* Saved entries
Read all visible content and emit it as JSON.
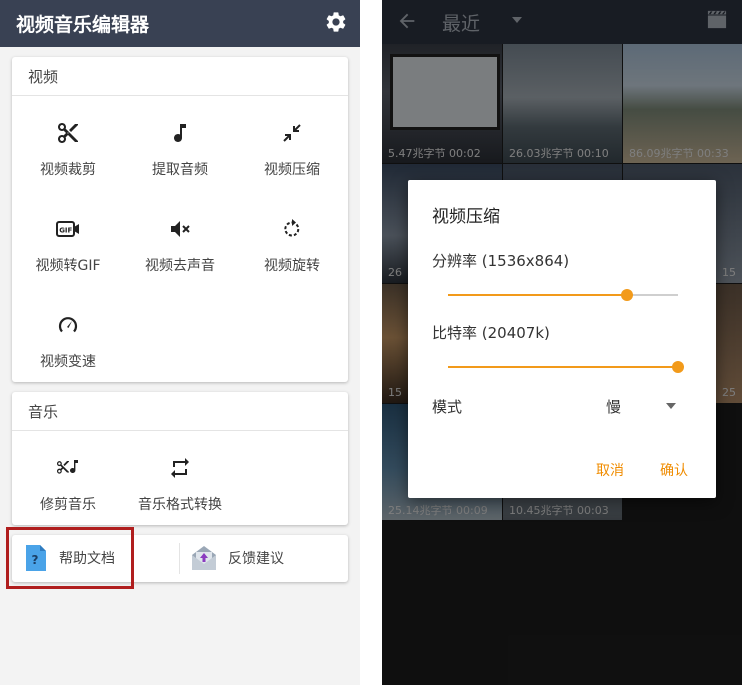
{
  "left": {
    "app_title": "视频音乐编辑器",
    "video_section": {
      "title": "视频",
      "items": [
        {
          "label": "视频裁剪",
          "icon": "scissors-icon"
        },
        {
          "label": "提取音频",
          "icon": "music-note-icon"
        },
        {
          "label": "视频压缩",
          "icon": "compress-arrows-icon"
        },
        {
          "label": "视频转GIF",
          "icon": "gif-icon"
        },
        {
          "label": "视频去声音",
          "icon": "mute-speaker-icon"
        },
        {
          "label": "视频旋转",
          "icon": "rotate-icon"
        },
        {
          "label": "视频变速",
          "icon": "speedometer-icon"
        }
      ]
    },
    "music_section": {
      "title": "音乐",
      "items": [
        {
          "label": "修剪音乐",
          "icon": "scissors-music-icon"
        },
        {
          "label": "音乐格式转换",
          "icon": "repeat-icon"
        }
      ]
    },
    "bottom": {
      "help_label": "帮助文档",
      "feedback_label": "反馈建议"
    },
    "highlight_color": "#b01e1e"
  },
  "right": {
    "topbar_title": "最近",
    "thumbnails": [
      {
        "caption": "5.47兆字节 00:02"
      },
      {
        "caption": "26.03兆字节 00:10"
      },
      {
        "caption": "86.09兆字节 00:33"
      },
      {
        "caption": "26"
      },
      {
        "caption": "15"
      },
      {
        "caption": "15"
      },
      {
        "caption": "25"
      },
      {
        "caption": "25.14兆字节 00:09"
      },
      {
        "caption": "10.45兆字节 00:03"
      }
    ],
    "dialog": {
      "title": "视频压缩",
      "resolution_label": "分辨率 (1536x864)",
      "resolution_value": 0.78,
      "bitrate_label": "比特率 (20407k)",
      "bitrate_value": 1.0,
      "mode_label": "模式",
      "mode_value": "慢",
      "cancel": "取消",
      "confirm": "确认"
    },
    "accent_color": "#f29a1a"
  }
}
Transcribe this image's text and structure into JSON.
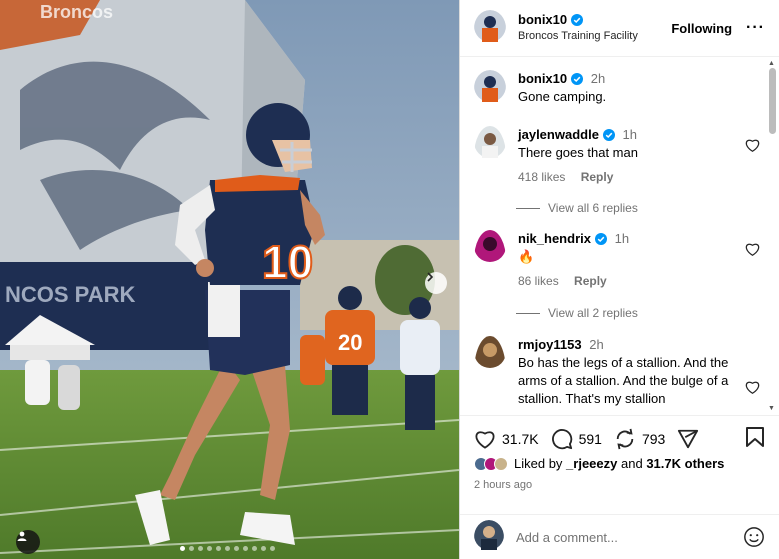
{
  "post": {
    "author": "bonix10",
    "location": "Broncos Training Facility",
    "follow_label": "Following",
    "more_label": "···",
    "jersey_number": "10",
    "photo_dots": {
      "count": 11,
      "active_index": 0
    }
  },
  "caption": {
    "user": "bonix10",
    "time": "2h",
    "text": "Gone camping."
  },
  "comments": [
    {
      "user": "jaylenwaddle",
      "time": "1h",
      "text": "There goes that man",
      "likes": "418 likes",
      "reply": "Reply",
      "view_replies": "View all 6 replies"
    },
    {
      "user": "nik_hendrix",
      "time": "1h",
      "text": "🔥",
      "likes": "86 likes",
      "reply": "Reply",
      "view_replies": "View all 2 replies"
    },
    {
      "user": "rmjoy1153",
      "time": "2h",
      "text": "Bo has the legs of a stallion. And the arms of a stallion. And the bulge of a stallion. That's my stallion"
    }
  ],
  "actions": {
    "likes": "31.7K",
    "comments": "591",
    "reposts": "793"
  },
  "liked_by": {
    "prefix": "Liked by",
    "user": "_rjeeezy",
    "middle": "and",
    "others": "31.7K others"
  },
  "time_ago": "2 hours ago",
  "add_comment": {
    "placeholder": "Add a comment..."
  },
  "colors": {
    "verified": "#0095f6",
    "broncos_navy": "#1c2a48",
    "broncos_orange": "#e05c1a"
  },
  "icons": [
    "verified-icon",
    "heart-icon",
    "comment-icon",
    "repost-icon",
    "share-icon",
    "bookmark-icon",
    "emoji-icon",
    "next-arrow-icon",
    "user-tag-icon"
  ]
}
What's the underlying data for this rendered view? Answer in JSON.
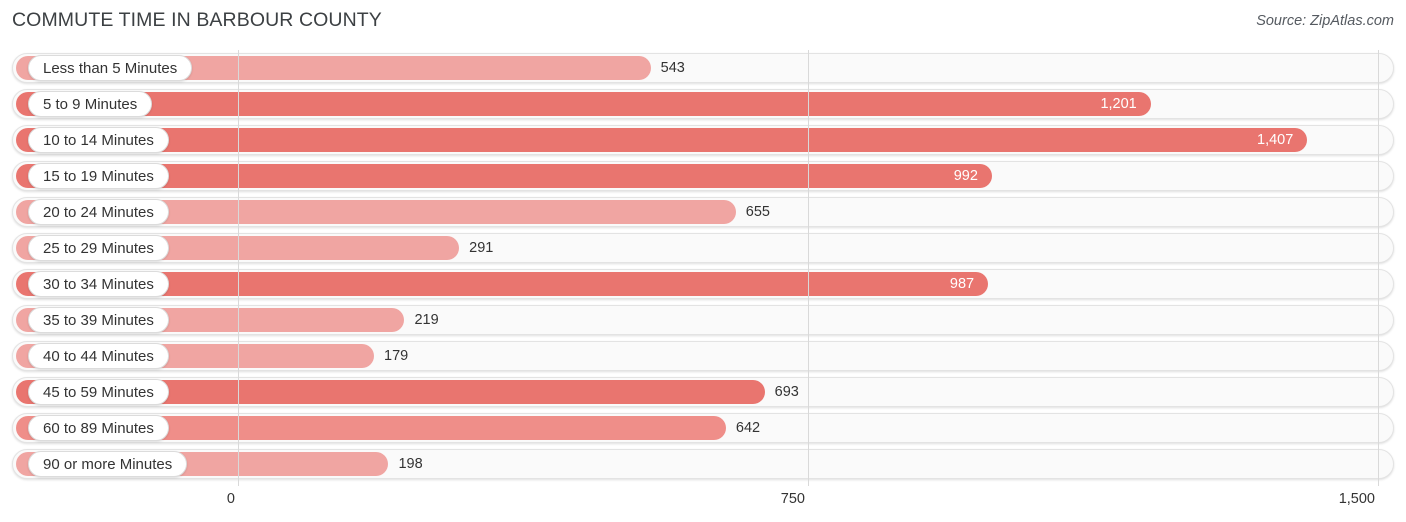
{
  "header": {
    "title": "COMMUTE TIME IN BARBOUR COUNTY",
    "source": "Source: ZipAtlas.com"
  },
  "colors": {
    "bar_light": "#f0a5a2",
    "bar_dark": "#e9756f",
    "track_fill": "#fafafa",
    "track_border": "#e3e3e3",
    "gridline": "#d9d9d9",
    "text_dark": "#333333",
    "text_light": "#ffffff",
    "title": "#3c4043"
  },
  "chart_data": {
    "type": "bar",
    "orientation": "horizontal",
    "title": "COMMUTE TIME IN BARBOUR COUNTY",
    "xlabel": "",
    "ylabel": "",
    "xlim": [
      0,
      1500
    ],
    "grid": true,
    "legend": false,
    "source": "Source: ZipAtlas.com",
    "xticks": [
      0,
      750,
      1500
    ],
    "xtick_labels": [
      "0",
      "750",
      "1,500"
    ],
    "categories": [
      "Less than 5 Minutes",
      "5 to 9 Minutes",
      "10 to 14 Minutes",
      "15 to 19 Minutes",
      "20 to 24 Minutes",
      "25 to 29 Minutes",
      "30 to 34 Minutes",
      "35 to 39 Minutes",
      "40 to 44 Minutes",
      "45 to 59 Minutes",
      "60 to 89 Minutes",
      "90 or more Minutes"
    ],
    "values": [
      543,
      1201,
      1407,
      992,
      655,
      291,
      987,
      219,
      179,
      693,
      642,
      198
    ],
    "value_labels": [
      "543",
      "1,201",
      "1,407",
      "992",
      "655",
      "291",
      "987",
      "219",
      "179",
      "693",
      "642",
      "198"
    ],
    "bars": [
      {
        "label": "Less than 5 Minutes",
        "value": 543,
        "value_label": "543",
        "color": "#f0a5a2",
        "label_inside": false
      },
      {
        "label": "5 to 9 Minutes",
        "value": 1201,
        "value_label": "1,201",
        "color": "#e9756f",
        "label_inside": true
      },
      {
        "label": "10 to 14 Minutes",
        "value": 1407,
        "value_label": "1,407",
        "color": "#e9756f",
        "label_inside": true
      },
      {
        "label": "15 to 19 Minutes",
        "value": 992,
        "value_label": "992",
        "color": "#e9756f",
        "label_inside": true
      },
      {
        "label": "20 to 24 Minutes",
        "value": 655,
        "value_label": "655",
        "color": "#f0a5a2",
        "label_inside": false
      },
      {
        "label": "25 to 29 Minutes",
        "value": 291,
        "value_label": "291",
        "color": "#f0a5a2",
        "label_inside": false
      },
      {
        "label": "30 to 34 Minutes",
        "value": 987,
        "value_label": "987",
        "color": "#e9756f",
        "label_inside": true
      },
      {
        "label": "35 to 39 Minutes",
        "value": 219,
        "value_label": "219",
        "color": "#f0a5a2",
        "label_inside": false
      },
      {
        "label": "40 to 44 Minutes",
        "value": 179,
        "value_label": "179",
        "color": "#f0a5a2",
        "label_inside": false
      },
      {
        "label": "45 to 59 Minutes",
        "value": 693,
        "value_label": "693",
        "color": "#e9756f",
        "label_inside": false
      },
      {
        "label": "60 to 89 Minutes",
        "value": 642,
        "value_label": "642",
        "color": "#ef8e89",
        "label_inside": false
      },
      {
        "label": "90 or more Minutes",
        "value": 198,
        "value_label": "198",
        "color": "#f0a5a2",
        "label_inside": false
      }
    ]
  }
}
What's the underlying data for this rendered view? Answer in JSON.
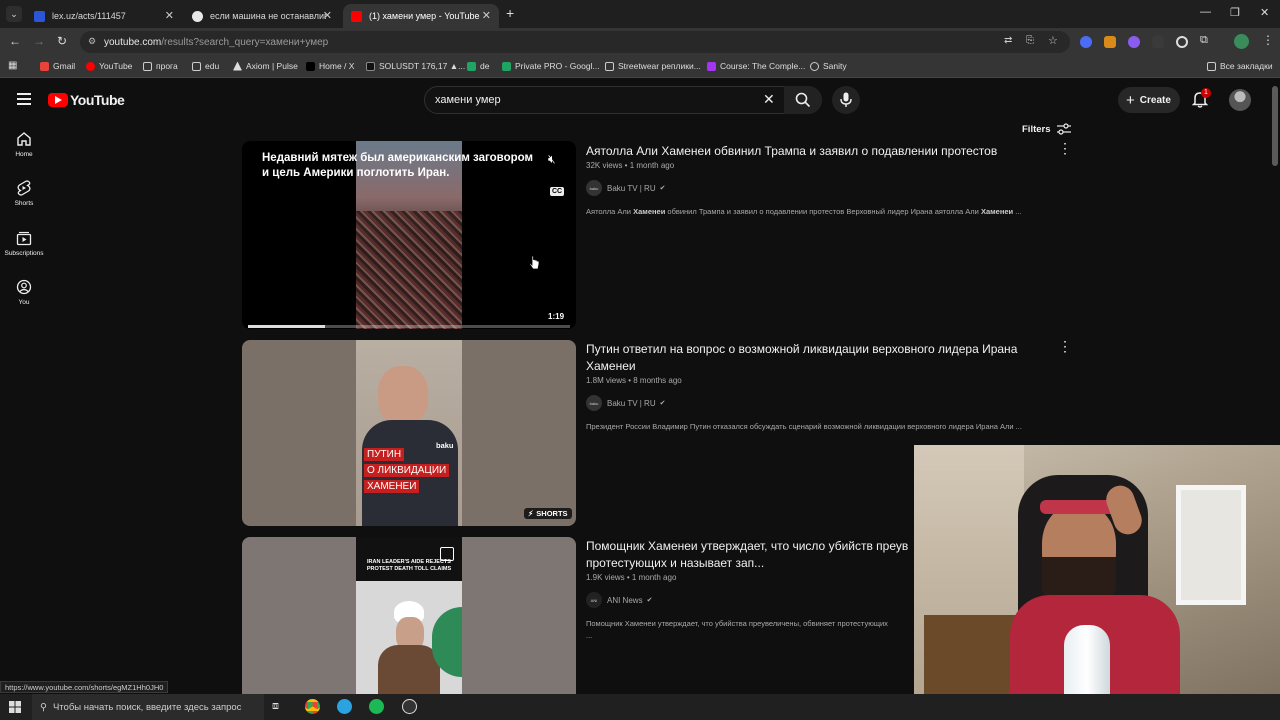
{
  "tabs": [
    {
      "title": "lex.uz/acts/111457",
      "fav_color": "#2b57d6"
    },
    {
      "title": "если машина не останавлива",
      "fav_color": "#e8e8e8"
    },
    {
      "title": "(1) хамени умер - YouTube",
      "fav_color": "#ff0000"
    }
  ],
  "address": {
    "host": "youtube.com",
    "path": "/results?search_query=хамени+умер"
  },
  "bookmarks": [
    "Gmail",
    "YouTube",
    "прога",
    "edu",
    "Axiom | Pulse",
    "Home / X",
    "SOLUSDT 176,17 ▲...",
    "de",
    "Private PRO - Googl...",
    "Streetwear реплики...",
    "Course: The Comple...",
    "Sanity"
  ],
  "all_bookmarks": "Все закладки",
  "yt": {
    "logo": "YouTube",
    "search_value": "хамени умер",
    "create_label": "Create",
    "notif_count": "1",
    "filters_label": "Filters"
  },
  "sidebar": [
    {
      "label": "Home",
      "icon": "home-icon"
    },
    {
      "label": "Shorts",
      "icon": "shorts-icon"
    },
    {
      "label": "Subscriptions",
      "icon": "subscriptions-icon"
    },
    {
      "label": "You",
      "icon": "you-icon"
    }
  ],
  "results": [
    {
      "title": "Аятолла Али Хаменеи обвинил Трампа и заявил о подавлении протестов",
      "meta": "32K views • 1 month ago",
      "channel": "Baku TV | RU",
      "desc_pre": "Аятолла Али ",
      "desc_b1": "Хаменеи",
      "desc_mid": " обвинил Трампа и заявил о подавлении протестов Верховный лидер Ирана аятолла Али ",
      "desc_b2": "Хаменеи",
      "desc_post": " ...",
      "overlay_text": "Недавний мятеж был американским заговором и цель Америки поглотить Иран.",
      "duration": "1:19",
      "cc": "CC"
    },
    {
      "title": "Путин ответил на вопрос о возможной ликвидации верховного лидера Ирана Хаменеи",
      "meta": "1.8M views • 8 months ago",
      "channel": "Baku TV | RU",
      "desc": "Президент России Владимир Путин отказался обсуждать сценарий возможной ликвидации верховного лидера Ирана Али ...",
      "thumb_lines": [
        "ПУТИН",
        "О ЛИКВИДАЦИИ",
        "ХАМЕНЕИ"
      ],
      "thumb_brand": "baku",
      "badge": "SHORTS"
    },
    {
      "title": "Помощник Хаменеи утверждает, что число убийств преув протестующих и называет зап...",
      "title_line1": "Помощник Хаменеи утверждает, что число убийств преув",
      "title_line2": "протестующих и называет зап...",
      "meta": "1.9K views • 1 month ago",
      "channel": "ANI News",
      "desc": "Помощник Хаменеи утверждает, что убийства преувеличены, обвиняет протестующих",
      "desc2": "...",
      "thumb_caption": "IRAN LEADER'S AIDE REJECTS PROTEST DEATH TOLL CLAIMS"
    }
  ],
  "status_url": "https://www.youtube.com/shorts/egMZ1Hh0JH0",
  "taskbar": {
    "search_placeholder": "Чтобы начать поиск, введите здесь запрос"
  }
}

* What to work on
Scan the data for the word "верховного" and copy every line where it shows up.

* Solution to this task
      "title": "Путин ответил на вопрос о возможной ликвидации верховного лидера Ирана Хаменеи",
      "desc": "Президент России Владимир Путин отказался обсуждать сценарий возможной ликвидации верховного лидера Ирана Али ...",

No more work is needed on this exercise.